__THE TASK__. Copy each line of the data below exactly, leaving out pictures.

__RAW DATA__.

■ ■ ■

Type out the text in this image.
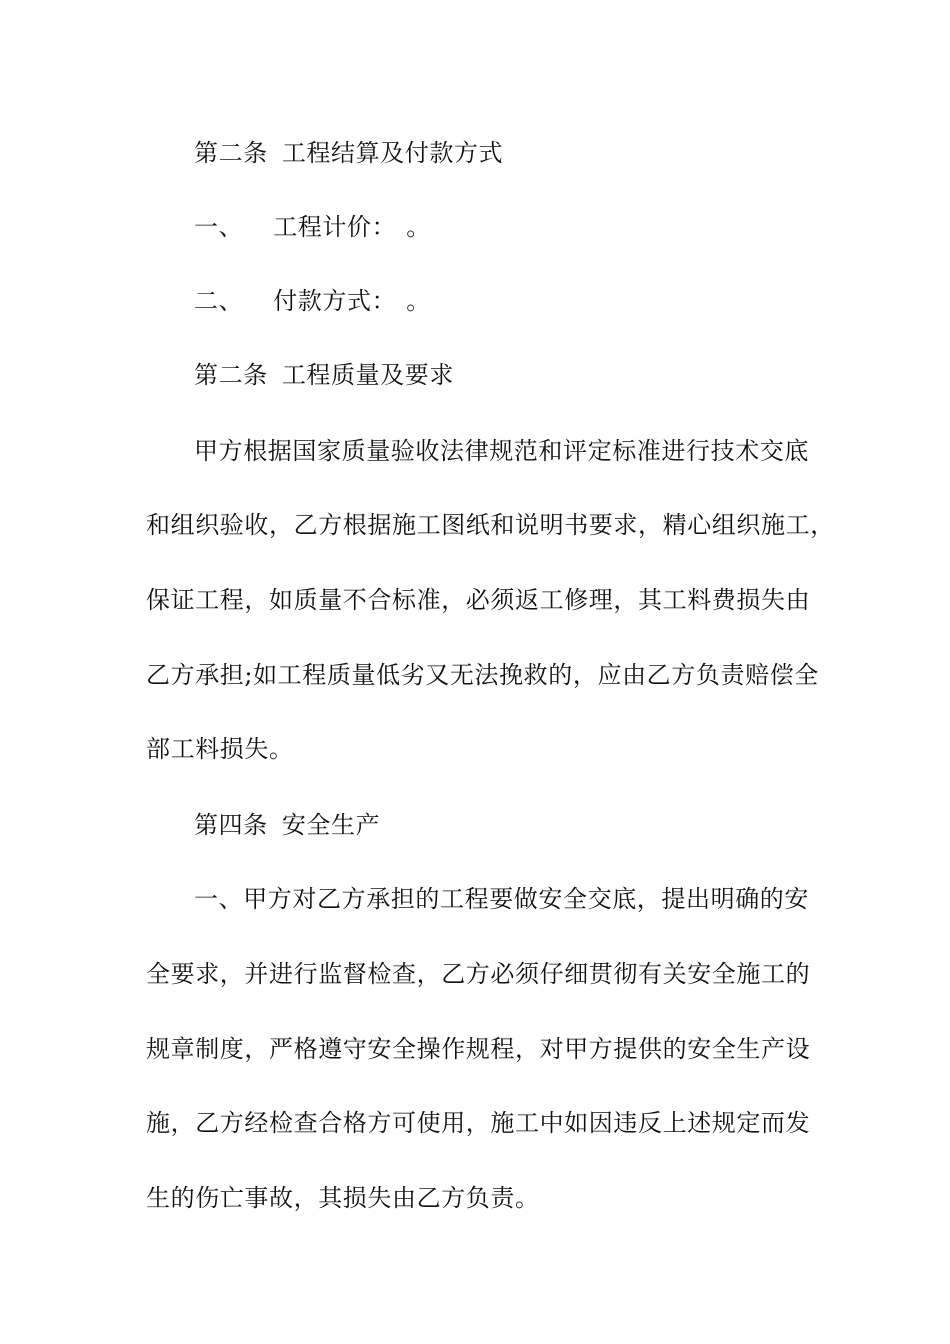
第二条 工程结算及付款方式
一、 工程计价： 。
二、 付款方式： 。
第二条 工程质量及要求
甲方根据国家质量验收法律规范和评定标准进行技术交底
和组织验收，乙方根据施工图纸和说明书要求，精心组织施工，
保证工程，如质量不合标准，必须返工修理，其工料费损失由
乙方承担;如工程质量低劣又无法挽救的，应由乙方负责赔偿全
部工料损失。
第四条 安全生产
一、甲方对乙方承担的工程要做安全交底，提出明确的安
全要求，并进行监督检查，乙方必须仔细贯彻有关安全施工的
规章制度，严格遵守安全操作规程，对甲方提供的安全生产设
施，乙方经检查合格方可使用，施工中如因违反上述规定而发
生的伤亡事故，其损失由乙方负责。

■ ■ ■

__REPLY__.
Type out the text in this image.
第二条 工程结算及付款方式
一、 工程计价： 。
二、 付款方式： 。
第二条 工程质量及要求
甲方根据国家质量验收法律规范和评定标准进行技术交底
和组织验收，乙方根据施工图纸和说明书要求，精心组织施工，
保证工程，如质量不合标准，必须返工修理，其工料费损失由
乙方承担;如工程质量低劣又无法挽救的，应由乙方负责赔偿全
部工料损失。
第四条 安全生产
一、甲方对乙方承担的工程要做安全交底，提出明确的安
全要求，并进行监督检查，乙方必须仔细贯彻有关安全施工的
规章制度，严格遵守安全操作规程，对甲方提供的安全生产设
施，乙方经检查合格方可使用，施工中如因违反上述规定而发
生的伤亡事故，其损失由乙方负责。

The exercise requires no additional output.